* _Given request A_:
In the records, reproduce verbatim the lines from the one containing "text-line: различнаго сложенія, естественное" through the one containing "text-line: мѣннаго, для", with both included.

"Def. Con. One" is a single by Pop Will Eat Itself released in July 1988 from the album This Is the Day...This Is the Hour...This Is This!. The single reached #63 in the UK Singles chart.

The song combines several musical genres and features elements of alternative rock, hip-hop, pop and punk, but was proclaimed by the band to be grebo rock. It is an early example of a song composed by sampling other songs and musical scores, including "I Wanna Be Your Dog" by the Stooges, "Funkytown" by disco band Lipps Inc., the 1973 hit "Crazy Horses" by the Osmonds and The Twilight Zone theme tune. The title comes from the United States' Defense Readiness Condition DEFCON 1, which signifies that "war is imminent."

Several versions of the song are found on the single, although none is the version that would appear on This Is the Day...This Is the Hour...This Is This! the following year. The live tracks that appear on the 12" and CD editions were recorded in Gothenburg, Sweden during a tour in March 1988.

A music video was recorded for the song that appears on the 1991 video release Unspoilt by Progress. It features the band performing the song in front of a large image of the This Is the Day...This Is the Hour...This Is This! album cover. An effect is used that freezes and blurs the image several times a second. The album version of the song is used in the video.

Layout records

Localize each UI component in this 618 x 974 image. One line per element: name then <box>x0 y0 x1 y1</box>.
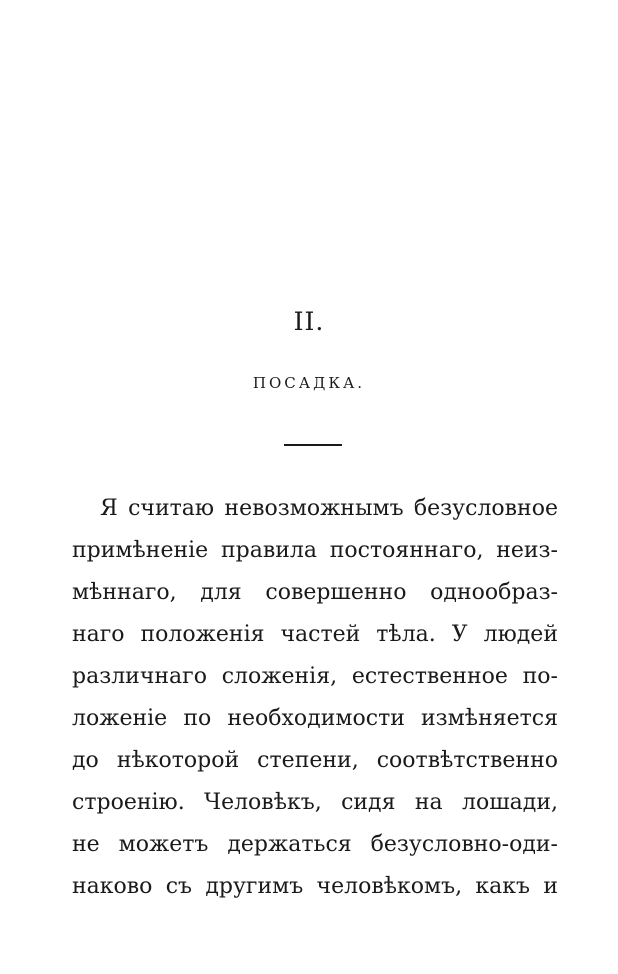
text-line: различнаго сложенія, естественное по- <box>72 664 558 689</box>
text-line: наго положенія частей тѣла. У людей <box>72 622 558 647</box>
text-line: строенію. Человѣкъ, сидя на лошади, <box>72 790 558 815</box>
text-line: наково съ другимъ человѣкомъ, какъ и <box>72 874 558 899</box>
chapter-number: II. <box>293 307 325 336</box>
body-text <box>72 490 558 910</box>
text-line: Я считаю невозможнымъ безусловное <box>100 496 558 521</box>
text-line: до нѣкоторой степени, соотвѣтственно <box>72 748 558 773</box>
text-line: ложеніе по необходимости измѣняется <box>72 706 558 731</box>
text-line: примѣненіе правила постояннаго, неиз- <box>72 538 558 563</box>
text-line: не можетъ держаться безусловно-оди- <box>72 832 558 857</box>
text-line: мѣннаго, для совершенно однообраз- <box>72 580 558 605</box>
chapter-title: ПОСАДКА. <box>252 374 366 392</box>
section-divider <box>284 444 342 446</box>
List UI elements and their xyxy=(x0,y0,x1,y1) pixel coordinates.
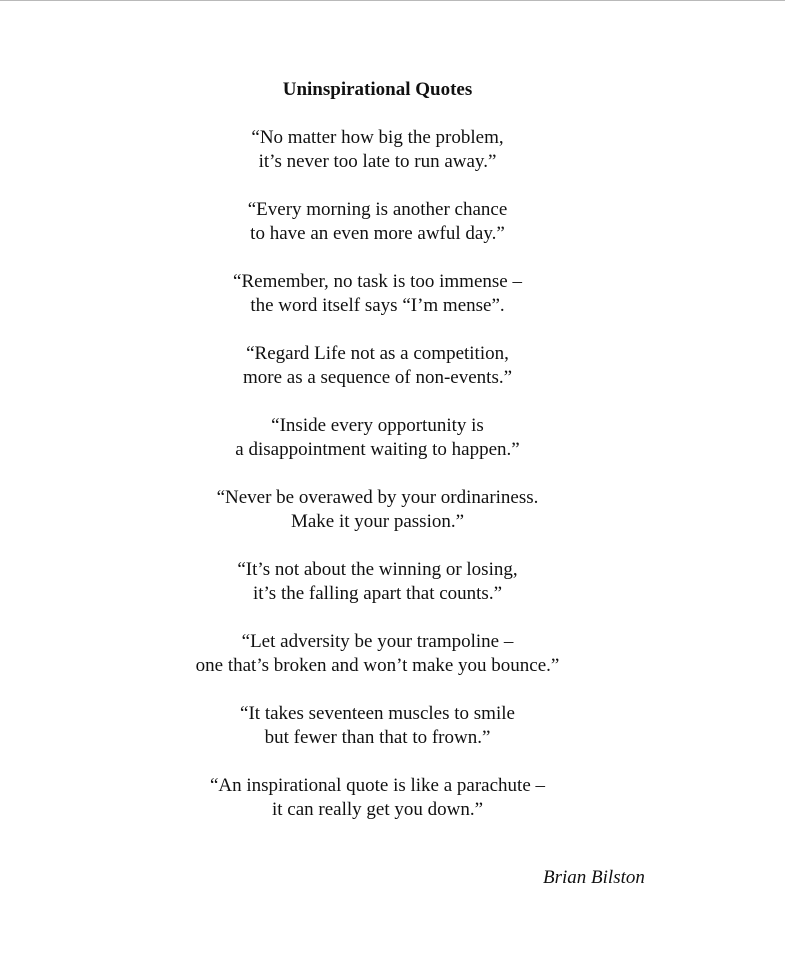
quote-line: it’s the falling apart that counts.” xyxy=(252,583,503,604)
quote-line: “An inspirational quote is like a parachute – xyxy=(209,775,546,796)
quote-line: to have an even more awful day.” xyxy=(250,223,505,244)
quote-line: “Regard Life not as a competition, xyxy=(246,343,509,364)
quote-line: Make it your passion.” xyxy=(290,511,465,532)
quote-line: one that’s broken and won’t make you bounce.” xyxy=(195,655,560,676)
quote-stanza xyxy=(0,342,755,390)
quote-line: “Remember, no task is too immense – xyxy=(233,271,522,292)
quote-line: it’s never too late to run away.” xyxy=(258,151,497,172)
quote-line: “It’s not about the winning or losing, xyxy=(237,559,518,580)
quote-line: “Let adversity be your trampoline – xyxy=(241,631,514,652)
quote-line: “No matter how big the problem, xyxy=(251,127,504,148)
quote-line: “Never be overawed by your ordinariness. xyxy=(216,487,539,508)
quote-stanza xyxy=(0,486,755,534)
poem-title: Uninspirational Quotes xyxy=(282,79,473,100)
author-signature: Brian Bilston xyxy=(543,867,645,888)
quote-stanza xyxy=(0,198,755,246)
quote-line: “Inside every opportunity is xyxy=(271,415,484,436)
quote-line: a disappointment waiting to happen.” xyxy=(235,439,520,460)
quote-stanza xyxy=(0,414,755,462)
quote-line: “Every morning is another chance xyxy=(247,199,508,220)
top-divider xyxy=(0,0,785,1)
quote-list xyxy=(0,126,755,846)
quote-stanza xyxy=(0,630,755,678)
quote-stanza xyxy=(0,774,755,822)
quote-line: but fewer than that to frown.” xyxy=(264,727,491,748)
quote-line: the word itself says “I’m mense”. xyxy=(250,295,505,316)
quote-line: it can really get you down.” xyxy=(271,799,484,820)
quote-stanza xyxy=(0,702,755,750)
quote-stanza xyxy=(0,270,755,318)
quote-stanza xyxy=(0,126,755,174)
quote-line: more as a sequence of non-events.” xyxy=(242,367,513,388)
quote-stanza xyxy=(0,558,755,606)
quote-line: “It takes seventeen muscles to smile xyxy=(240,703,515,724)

* _Given request B_:
According to the text about the single, where does the title "Def. Con. One" come from, and what does that source signify?

* _Worked solution A_:
text-line: различнаго сложенія, естественное по- <box>72 664 558 689</box>
text-line: наго положенія частей тѣла. У людей <box>72 622 558 647</box>
text-line: строенію. Человѣкъ, сидя на лошади, <box>72 790 558 815</box>
text-line: наково съ другимъ человѣкомъ, какъ и <box>72 874 558 899</box>
chapter-number: II. <box>293 307 325 336</box>
body-text <box>72 490 558 910</box>
text-line: Я считаю невозможнымъ безусловное <box>100 496 558 521</box>
text-line: до нѣкоторой степени, соотвѣтственно <box>72 748 558 773</box>
text-line: ложеніе по необходимости измѣняется <box>72 706 558 731</box>
text-line: примѣненіе правила постояннаго, неиз- <box>72 538 558 563</box>
text-line: не можетъ держаться безусловно-оди- <box>72 832 558 857</box>
text-line: мѣннаго, для совершенно однообраз- <box>72 580 558 605</box>

* _Worked solution B_:
The title comes from the United States' Defense Readiness Condition DEFCON 1. That condition signifies that "war is imminent."